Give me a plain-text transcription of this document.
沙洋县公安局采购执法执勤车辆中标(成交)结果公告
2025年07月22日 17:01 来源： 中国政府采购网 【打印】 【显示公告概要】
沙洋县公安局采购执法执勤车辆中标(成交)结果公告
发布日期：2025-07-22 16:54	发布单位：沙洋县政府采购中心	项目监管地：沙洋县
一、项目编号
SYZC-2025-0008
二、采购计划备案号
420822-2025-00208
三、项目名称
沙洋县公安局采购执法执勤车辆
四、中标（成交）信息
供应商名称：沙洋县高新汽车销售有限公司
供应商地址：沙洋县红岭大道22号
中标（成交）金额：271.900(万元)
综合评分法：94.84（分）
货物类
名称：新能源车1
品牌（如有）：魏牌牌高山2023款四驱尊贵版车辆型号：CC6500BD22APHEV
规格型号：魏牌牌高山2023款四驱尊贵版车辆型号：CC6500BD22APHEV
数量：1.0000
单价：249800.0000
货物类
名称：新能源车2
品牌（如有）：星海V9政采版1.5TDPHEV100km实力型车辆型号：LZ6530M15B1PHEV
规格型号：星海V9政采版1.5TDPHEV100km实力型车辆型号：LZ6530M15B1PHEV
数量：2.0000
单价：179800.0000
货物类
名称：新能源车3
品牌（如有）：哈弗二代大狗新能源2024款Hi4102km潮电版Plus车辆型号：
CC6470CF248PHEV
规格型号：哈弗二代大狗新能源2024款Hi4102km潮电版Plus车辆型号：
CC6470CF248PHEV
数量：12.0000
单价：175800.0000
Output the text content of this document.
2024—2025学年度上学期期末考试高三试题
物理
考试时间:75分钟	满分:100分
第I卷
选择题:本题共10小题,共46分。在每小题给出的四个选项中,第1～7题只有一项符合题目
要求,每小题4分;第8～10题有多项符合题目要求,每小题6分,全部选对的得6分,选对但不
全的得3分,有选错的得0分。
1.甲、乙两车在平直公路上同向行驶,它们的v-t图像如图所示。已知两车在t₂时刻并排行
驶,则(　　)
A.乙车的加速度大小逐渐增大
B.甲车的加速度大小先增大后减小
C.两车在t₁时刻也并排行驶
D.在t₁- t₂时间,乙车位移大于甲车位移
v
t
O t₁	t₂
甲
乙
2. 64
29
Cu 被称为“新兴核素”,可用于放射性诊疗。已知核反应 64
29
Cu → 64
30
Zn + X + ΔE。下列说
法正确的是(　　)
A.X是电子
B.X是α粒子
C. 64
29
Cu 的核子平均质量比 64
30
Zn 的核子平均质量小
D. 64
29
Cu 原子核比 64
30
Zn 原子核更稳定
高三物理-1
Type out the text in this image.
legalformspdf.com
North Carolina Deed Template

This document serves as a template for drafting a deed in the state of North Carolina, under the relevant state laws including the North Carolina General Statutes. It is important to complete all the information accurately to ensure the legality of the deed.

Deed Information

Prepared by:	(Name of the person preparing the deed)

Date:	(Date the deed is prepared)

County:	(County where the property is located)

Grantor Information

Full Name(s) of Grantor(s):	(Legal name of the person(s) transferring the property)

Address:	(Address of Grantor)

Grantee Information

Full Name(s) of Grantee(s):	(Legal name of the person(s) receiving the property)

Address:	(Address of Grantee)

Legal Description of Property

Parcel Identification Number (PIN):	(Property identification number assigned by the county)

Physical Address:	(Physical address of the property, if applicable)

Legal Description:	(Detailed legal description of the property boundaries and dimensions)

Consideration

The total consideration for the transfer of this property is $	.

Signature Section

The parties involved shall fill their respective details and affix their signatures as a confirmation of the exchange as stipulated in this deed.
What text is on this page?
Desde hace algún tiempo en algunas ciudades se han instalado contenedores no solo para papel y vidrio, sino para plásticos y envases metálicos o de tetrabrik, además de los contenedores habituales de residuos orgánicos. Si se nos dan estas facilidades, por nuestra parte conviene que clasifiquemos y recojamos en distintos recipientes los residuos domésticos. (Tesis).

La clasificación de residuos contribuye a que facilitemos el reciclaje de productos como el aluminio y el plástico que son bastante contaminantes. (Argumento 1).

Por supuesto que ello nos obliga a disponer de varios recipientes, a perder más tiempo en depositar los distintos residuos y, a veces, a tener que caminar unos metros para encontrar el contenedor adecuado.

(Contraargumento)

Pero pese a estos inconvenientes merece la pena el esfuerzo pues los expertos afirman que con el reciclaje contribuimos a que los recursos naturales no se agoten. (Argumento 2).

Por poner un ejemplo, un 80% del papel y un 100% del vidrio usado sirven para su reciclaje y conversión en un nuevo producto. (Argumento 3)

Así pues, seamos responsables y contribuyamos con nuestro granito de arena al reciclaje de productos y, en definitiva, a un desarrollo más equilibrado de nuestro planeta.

━━━━

# Exercise task:
Quote every line of the data, word for word.

# Problem solution:
Give me a plain-text transcription of this document.
沙洋县公安局采购执法执勤车辆中标(成交)结果公告
2025年07月22日 17:01 来源： 中国政府采购网 【打印】 【显示公告概要】
沙洋县公安局采购执法执勤车辆中标(成交)结果公告
发布日期：2025-07-22 16:54	发布单位：沙洋县政府采购中心	项目监管地：沙洋县
一、项目编号
SYZC-2025-0008
二、采购计划备案号
420822-2025-00208
三、项目名称
沙洋县公安局采购执法执勤车辆
四、中标（成交）信息
供应商名称：沙洋县高新汽车销售有限公司
供应商地址：沙洋县红岭大道22号
中标（成交）金额：271.900(万元)
综合评分法：94.84（分）
货物类
名称：新能源车1
品牌（如有）：魏牌牌高山2023款四驱尊贵版车辆型号：CC6500BD22APHEV
规格型号：魏牌牌高山2023款四驱尊贵版车辆型号：CC6500BD22APHEV
数量：1.0000
单价：249800.0000
货物类
名称：新能源车2
品牌（如有）：星海V9政采版1.5TDPHEV100km实力型车辆型号：LZ6530M15B1PHEV
规格型号：星海V9政采版1.5TDPHEV100km实力型车辆型号：LZ6530M15B1PHEV
数量：2.0000
单价：179800.0000
货物类
名称：新能源车3
品牌（如有）：哈弗二代大狗新能源2024款Hi4102km潮电版Plus车辆型号：
CC6470CF248PHEV
规格型号：哈弗二代大狗新能源2024款Hi4102km潮电版Plus车辆型号：
CC6470CF248PHEV
数量：12.0000
单价：175800.0000
Output the text content of this document.
2024—2025学年度上学期期末考试高三试题
物理
考试时间:75分钟	满分:100分
第I卷
选择题:本题共10小题,共46分。在每小题给出的四个选项中,第1～7题只有一项符合题目
要求,每小题4分;第8～10题有多项符合题目要求,每小题6分,全部选对的得6分,选对但不
全的得3分,有选错的得0分。
1.甲、乙两车在平直公路上同向行驶,它们的v-t图像如图所示。已知两车在t₂时刻并排行
驶,则(　　)
A.乙车的加速度大小逐渐增大
B.甲车的加速度大小先增大后减小
C.两车在t₁时刻也并排行驶
D.在t₁- t₂时间,乙车位移大于甲车位移
v
t
O t₁	t₂
甲
乙
2. 64
29
Cu 被称为“新兴核素”,可用于放射性诊疗。已知核反应 64
29
Cu → 64
30
Zn + X + ΔE。下列说
法正确的是(　　)
A.X是电子
B.X是α粒子
C. 64
29
Cu 的核子平均质量比 64
30
Zn 的核子平均质量小
D. 64
29
Cu 原子核比 64
30
Zn 原子核更稳定
高三物理-1
Type out the text in this image.
legalformspdf.com
North Carolina Deed Template

This document serves as a template for drafting a deed in the state of North Carolina, under the relevant state laws including the North Carolina General Statutes. It is important to complete all the information accurately to ensure the legality of the deed.

Deed Information

Prepared by:	(Name of the person preparing the deed)

Date:	(Date the deed is prepared)

County:	(County where the property is located)

Grantor Information

Full Name(s) of Grantor(s):	(Legal name of the person(s) transferring the property)

Address:	(Address of Grantor)

Grantee Information

Full Name(s) of Grantee(s):	(Legal name of the person(s) receiving the property)

Address:	(Address of Grantee)

Legal Description of Property

Parcel Identification Number (PIN):	(Property identification number assigned by the county)

Physical Address:	(Physical address of the property, if applicable)

Legal Description:	(Detailed legal description of the property boundaries and dimensions)

Consideration

The total consideration for the transfer of this property is $	.

Signature Section

The parties involved shall fill their respective details and affix their signatures as a confirmation of the exchange as stipulated in this deed.
What text is on this page?
Desde hace algún tiempo en algunas ciudades se han instalado contenedores no solo para papel y vidrio, sino para plásticos y envases metálicos o de tetrabrik, además de los contenedores habituales de residuos orgánicos. Si se nos dan estas facilidades, por nuestra parte conviene que clasifiquemos y recojamos en distintos recipientes los residuos domésticos. (Tesis).

La clasificación de residuos contribuye a que facilitemos el reciclaje de productos como el aluminio y el plástico que son bastante contaminantes. (Argumento 1).

Por supuesto que ello nos obliga a disponer de varios recipientes, a perder más tiempo en depositar los distintos residuos y, a veces, a tener que caminar unos metros para encontrar el contenedor adecuado.

(Contraargumento)

Pero pese a estos inconvenientes merece la pena el esfuerzo pues los expertos afirman que con el reciclaje contribuimos a que los recursos naturales no se agoten. (Argumento 2).

Por poner un ejemplo, un 80% del papel y un 100% del vidrio usado sirven para su reciclaje y conversión en un nuevo producto. (Argumento 3)

Así pues, seamos responsables y contribuyamos con nuestro granito de arena al reciclaje de productos y, en definitiva, a un desarrollo más equilibrado de nuestro planeta.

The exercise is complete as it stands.